* **TASK STATEMENT**: Make an exact copy of all the material below, apart from the pictures.

* **ENTRIES SUPPLIED**:
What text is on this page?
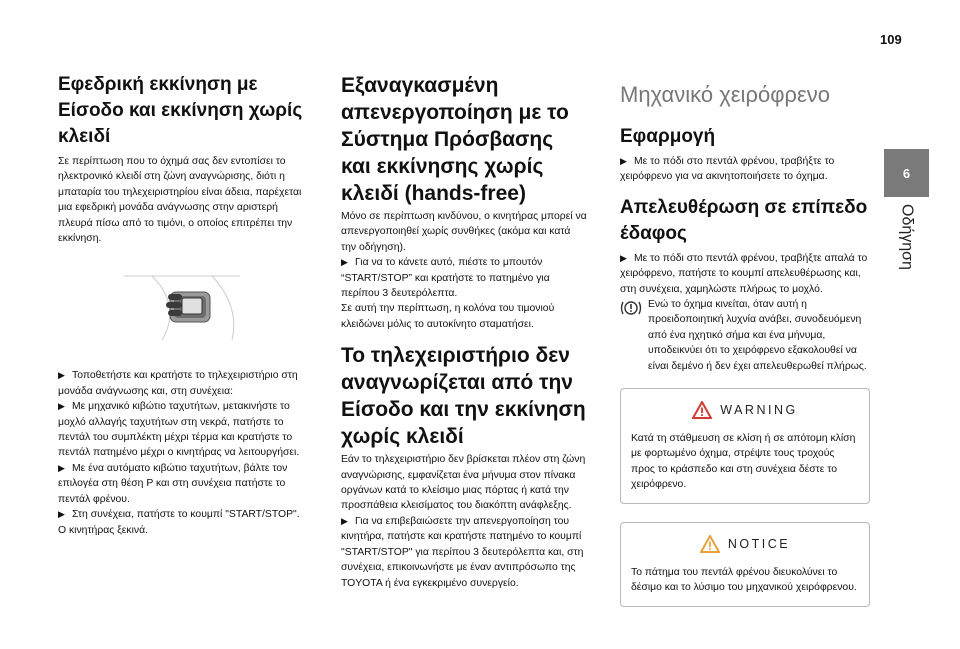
109
6
Οδήγηση
Εφεδρική εκκίνηση με Είσοδο και εκκίνηση χωρίς κλειδί

Σε περίπτωση που το όχημά σας δεν εντοπίσει το ηλεκτρονικό κλειδί στη ζώνη αναγνώρισης, διότι η μπαταρία του τηλεχειριστηρίου είναι άδεια, παρέχεται μια εφεδρική μονάδα ανάγνωσης στην αριστερή πλευρά πίσω από το τιμόνι, ο οποίος επιτρέπει την εκκίνηση.

▶ Τοποθετήστε και κρατήστε το τηλεχειριστήριο στη μονάδα ανάγνωσης και, στη συνέχεια:

▶ Με μηχανικό κιβώτιο ταχυτήτων, μετακινήστε το μοχλό αλλαγής ταχυτήτων στη νεκρά, πατήστε το πεντάλ του συμπλέκτη μέχρι τέρμα και κρατήστε το πεντάλ πατημένο μέχρι ο κινητήρας να λειτουργήσει.

▶ Με ένα αυτόματο κιβώτιο ταχυτήτων, βάλτε τον επιλογέα στη θέση P και στη συνέχεια πατήστε το πεντάλ φρένου.

▶ Στη συνέχεια, πατήστε το κουμπί "START/STOP".

Ο κινητήρας ξεκινά.

Εξαναγκασμένη απενεργοποίηση με το Σύστημα Πρόσβασης και εκκίνησης χωρίς κλειδί (hands-free)

Μόνο σε περίπτωση κινδύνου, ο κινητήρας μπορεί να απενεργοποιηθεί χωρίς συνθήκες (ακόμα και κατά την οδήγηση).

▶ Για να το κάνετε αυτό, πιέστε το μπουτόν “START/STOP” και κρατήστε το πατημένο για περίπου 3 δευτερόλεπτα.

Σε αυτή την περίπτωση, η κολόνα του τιμονιού κλειδώνει μόλις το αυτοκίνητο σταματήσει.

Το τηλεχειριστήριο δεν αναγνωρίζεται από την Είσοδο και την εκκίνηση χωρίς κλειδί

Εάν το τηλεχειριστήριο δεν βρίσκεται πλέον στη ζώνη αναγνώρισης, εμφανίζεται ένα μήνυμα στον πίνακα οργάνων κατά το κλείσιμο μιας πόρτας ή κατά την προσπάθεια κλεισίματος του διακόπτη ανάφλεξης.

▶ Για να επιβεβαιώσετε την απενεργοποίηση του κινητήρα, πατήστε και κρατήστε πατημένο το κουμπί "START/STOP" για περίπου 3 δευτερόλεπτα και, στη συνέχεια, επικοινωνήστε με έναν αντιπρόσωπο της TOYOTA ή ένα εγκεκριμένο συνεργείο.

Μηχανικό χειρόφρενο
Εφαρμογή

▶ Με το πόδι στο πεντάλ φρένου, τραβήξτε το χειρόφρενο για να ακινητοποιήσετε το όχημα.

Απελευθέρωση σε επίπεδο έδαφος

▶ Με το πόδι στο πεντάλ φρένου, τραβήξτε απαλά το χειρόφρενο, πατήστε το κουμπί απελευθέρωσης και, στη συνέχεια, χαμηλώστε πλήρως το μοχλό.

Ενώ το όχημα κινείται, όταν αυτή η προειδοποιητική λυχνία ανάβει, συνοδευόμενη από ένα ηχητικό σήμα και ένα μήνυμα, υποδεικνύει ότι το χειρόφρενο εξακολουθεί να είναι δεμένο ή δεν έχει απελευθερωθεί πλήρως.

WARNING

Κατά τη στάθμευση σε κλίση ή σε απότομη κλίση με φορτωμένο όχημα, στρέψτε τους τροχούς προς το κράσπεδο και στη συνέχεια δέστε το χειρόφρενο.

NOTICE

Το πάτημα του πεντάλ φρένου διευκολύνει το δέσιμο και το λύσιμο του μηχανικού χειρόφρενου.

* **ANSWER TO THE EXERCISE**:
What text is on this page?
109
6
Οδήγηση
Εφεδρική εκκίνηση με Είσοδο και εκκίνηση χωρίς κλειδί

Σε περίπτωση που το όχημά σας δεν εντοπίσει το ηλεκτρονικό κλειδί στη ζώνη αναγνώρισης, διότι η μπαταρία του τηλεχειριστηρίου είναι άδεια, παρέχεται μια εφεδρική μονάδα ανάγνωσης στην αριστερή πλευρά πίσω από το τιμόνι, ο οποίος επιτρέπει την εκκίνηση.

▶ Τοποθετήστε και κρατήστε το τηλεχειριστήριο στη μονάδα ανάγνωσης και, στη συνέχεια:

▶ Με μηχανικό κιβώτιο ταχυτήτων, μετακινήστε το μοχλό αλλαγής ταχυτήτων στη νεκρά, πατήστε το πεντάλ του συμπλέκτη μέχρι τέρμα και κρατήστε το πεντάλ πατημένο μέχρι ο κινητήρας να λειτουργήσει.

▶ Με ένα αυτόματο κιβώτιο ταχυτήτων, βάλτε τον επιλογέα στη θέση P και στη συνέχεια πατήστε το πεντάλ φρένου.

▶ Στη συνέχεια, πατήστε το κουμπί "START/STOP".

Ο κινητήρας ξεκινά.

Εξαναγκασμένη απενεργοποίηση με το Σύστημα Πρόσβασης και εκκίνησης χωρίς κλειδί (hands-free)

Μόνο σε περίπτωση κινδύνου, ο κινητήρας μπορεί να απενεργοποιηθεί χωρίς συνθήκες (ακόμα και κατά την οδήγηση).

▶ Για να το κάνετε αυτό, πιέστε το μπουτόν “START/STOP” και κρατήστε το πατημένο για περίπου 3 δευτερόλεπτα.

Σε αυτή την περίπτωση, η κολόνα του τιμονιού κλειδώνει μόλις το αυτοκίνητο σταματήσει.

Το τηλεχειριστήριο δεν αναγνωρίζεται από την Είσοδο και την εκκίνηση χωρίς κλειδί

Εάν το τηλεχειριστήριο δεν βρίσκεται πλέον στη ζώνη αναγνώρισης, εμφανίζεται ένα μήνυμα στον πίνακα οργάνων κατά το κλείσιμο μιας πόρτας ή κατά την προσπάθεια κλεισίματος του διακόπτη ανάφλεξης.

▶ Για να επιβεβαιώσετε την απενεργοποίηση του κινητήρα, πατήστε και κρατήστε πατημένο το κουμπί "START/STOP" για περίπου 3 δευτερόλεπτα και, στη συνέχεια, επικοινωνήστε με έναν αντιπρόσωπο της TOYOTA ή ένα εγκεκριμένο συνεργείο.

Μηχανικό χειρόφρενο
Εφαρμογή

▶ Με το πόδι στο πεντάλ φρένου, τραβήξτε το χειρόφρενο για να ακινητοποιήσετε το όχημα.

Απελευθέρωση σε επίπεδο έδαφος

▶ Με το πόδι στο πεντάλ φρένου, τραβήξτε απαλά το χειρόφρενο, πατήστε το κουμπί απελευθέρωσης και, στη συνέχεια, χαμηλώστε πλήρως το μοχλό.

Ενώ το όχημα κινείται, όταν αυτή η προειδοποιητική λυχνία ανάβει, συνοδευόμενη από ένα ηχητικό σήμα και ένα μήνυμα, υποδεικνύει ότι το χειρόφρενο εξακολουθεί να είναι δεμένο ή δεν έχει απελευθερωθεί πλήρως.

WARNING

Κατά τη στάθμευση σε κλίση ή σε απότομη κλίση με φορτωμένο όχημα, στρέψτε τους τροχούς προς το κράσπεδο και στη συνέχεια δέστε το χειρόφρενο.

NOTICE

Το πάτημα του πεντάλ φρένου διευκολύνει το δέσιμο και το λύσιμο του μηχανικού χειρόφρενου.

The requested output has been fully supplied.